Stored data entries
^^^^^^^^
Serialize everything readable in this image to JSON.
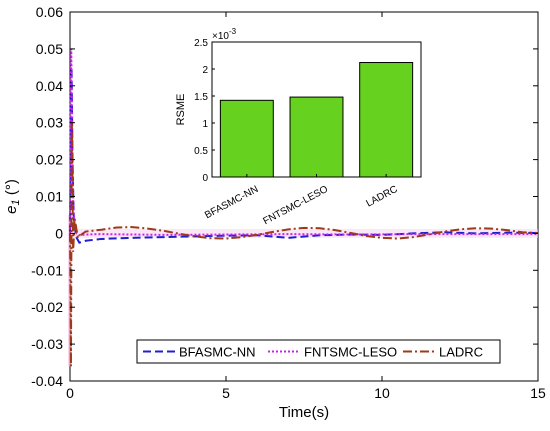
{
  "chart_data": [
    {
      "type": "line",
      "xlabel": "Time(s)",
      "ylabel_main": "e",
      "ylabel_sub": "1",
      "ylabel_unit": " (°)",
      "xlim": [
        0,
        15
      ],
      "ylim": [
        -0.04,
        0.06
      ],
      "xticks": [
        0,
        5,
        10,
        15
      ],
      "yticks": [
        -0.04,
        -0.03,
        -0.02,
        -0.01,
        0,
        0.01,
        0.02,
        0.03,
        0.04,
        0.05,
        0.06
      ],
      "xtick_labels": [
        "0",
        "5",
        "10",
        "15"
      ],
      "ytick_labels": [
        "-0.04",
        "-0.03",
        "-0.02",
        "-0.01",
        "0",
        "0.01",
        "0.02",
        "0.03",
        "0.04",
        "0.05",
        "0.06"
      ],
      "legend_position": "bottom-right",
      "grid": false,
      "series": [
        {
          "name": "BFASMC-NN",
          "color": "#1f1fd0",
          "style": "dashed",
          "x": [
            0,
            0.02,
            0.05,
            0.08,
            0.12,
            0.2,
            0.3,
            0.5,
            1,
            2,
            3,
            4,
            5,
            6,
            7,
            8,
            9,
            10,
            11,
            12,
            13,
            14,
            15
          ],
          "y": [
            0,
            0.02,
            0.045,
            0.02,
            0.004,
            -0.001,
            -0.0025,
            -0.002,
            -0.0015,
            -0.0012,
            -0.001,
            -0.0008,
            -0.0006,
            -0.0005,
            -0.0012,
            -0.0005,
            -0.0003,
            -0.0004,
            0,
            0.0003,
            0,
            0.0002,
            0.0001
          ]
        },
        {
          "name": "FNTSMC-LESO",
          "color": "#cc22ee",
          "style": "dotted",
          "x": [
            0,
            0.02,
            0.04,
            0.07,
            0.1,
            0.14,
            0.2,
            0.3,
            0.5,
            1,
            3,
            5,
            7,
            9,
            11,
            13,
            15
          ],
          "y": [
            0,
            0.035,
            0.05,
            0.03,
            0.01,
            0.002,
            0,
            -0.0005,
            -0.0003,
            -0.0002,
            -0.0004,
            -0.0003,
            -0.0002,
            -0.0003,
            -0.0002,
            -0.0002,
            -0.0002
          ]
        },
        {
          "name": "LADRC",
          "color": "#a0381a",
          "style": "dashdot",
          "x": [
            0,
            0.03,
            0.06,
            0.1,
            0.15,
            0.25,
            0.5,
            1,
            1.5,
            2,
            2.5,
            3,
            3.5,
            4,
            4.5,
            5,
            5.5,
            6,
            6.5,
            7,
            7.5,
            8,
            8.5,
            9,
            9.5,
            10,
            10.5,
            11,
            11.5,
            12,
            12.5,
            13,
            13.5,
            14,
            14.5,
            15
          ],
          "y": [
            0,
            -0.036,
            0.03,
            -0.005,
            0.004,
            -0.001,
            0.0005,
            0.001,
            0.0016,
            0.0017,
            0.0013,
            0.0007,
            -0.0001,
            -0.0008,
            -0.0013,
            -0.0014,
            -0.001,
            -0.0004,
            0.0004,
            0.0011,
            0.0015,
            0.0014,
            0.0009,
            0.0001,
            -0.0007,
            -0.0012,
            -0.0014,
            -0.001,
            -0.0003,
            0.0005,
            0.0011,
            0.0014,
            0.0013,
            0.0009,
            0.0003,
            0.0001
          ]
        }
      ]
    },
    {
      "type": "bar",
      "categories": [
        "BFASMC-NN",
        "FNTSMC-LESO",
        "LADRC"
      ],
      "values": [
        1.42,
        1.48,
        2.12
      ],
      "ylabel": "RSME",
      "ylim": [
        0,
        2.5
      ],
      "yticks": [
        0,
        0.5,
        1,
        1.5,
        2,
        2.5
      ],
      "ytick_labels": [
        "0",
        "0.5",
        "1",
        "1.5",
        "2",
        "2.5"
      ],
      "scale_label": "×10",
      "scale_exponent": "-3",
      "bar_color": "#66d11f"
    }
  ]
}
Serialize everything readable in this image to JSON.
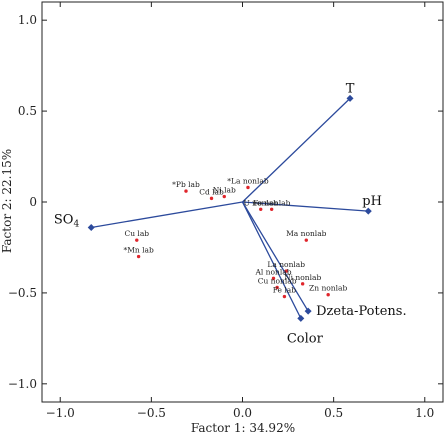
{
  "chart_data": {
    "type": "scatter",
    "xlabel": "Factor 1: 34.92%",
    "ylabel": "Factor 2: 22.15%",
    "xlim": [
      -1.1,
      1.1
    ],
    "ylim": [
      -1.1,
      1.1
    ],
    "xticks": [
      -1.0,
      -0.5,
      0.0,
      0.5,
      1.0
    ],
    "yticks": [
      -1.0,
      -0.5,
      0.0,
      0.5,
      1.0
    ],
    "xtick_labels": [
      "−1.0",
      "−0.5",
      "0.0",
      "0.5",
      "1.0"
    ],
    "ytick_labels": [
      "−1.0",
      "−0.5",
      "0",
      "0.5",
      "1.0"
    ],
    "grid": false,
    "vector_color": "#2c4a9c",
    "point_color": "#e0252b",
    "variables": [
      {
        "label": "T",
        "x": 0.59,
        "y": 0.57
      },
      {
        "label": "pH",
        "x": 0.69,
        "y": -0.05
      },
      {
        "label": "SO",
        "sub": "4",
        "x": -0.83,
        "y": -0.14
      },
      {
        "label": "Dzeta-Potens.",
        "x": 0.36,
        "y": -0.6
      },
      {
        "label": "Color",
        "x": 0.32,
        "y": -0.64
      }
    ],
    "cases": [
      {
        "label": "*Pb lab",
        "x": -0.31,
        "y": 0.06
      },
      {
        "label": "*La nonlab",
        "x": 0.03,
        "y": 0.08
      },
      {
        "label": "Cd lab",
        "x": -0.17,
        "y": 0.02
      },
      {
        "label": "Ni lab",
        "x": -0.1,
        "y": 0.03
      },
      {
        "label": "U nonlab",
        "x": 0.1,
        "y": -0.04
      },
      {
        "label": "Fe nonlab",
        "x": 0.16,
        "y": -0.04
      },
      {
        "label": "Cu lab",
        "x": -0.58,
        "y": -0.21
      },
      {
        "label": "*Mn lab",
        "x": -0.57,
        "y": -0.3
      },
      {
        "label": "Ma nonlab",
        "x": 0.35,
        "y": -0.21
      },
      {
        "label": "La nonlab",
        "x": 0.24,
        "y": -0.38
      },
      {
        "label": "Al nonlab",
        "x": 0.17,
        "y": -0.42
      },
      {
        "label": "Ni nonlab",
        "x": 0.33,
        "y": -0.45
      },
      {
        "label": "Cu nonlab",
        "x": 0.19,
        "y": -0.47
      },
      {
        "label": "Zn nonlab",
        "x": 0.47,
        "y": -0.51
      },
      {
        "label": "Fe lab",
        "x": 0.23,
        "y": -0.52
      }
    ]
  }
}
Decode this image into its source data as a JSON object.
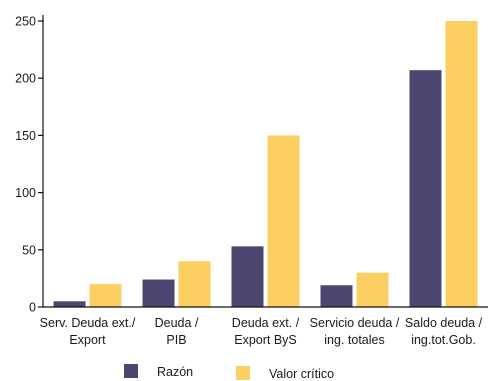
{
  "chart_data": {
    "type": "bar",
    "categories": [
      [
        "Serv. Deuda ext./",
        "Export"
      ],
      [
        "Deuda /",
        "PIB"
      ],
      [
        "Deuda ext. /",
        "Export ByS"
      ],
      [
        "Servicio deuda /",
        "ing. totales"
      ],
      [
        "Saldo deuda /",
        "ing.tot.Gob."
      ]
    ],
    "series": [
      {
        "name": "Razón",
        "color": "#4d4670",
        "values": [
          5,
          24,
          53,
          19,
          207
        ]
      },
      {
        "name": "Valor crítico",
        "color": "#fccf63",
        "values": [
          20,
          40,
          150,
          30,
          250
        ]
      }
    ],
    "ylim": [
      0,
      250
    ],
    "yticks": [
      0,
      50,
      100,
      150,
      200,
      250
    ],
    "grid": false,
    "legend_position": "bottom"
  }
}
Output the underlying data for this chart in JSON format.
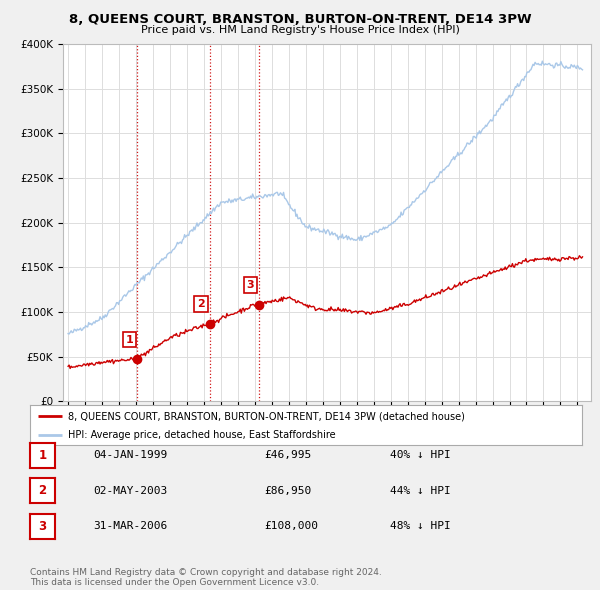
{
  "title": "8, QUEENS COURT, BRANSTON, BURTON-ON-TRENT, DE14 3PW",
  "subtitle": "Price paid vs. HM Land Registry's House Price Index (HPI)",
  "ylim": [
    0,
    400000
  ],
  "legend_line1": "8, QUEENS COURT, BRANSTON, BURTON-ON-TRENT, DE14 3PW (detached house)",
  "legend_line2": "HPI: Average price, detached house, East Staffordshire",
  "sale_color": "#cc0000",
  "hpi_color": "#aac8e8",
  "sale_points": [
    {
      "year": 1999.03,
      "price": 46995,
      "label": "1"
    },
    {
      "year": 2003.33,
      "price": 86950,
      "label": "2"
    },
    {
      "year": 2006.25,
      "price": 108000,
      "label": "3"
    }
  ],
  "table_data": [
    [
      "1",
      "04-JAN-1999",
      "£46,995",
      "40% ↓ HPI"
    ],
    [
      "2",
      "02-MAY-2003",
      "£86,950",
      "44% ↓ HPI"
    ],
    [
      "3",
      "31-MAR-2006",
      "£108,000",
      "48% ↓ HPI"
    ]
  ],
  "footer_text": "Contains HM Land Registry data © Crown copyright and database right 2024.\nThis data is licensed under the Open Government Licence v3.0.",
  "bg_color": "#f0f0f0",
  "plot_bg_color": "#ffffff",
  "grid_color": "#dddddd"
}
^^^^^^^^
Your goal | Lines from the one that contains "Output the underlying" through the last line of the data above are to be extracted exactly, with no pictures and no other lines.

Result of this task |
Output the underlying data for this chart in JSON format.
{
  "title": "8, QUEENS COURT, BRANSTON, BURTON-ON-TRENT, DE14 3PW",
  "subtitle": "Price paid vs. HM Land Registry's House Price Index (HPI)",
  "ylim": [
    0,
    400000
  ],
  "legend_line1": "8, QUEENS COURT, BRANSTON, BURTON-ON-TRENT, DE14 3PW (detached house)",
  "legend_line2": "HPI: Average price, detached house, East Staffordshire",
  "sale_color": "#cc0000",
  "hpi_color": "#aac8e8",
  "sale_points": [
    {
      "year": 1999.03,
      "price": 46995,
      "label": "1"
    },
    {
      "year": 2003.33,
      "price": 86950,
      "label": "2"
    },
    {
      "year": 2006.25,
      "price": 108000,
      "label": "3"
    }
  ],
  "table_data": [
    [
      "1",
      "04-JAN-1999",
      "£46,995",
      "40% ↓ HPI"
    ],
    [
      "2",
      "02-MAY-2003",
      "£86,950",
      "44% ↓ HPI"
    ],
    [
      "3",
      "31-MAR-2006",
      "£108,000",
      "48% ↓ HPI"
    ]
  ],
  "footer_text": "Contains HM Land Registry data © Crown copyright and database right 2024.\nThis data is licensed under the Open Government Licence v3.0.",
  "bg_color": "#f0f0f0",
  "plot_bg_color": "#ffffff",
  "grid_color": "#dddddd"
}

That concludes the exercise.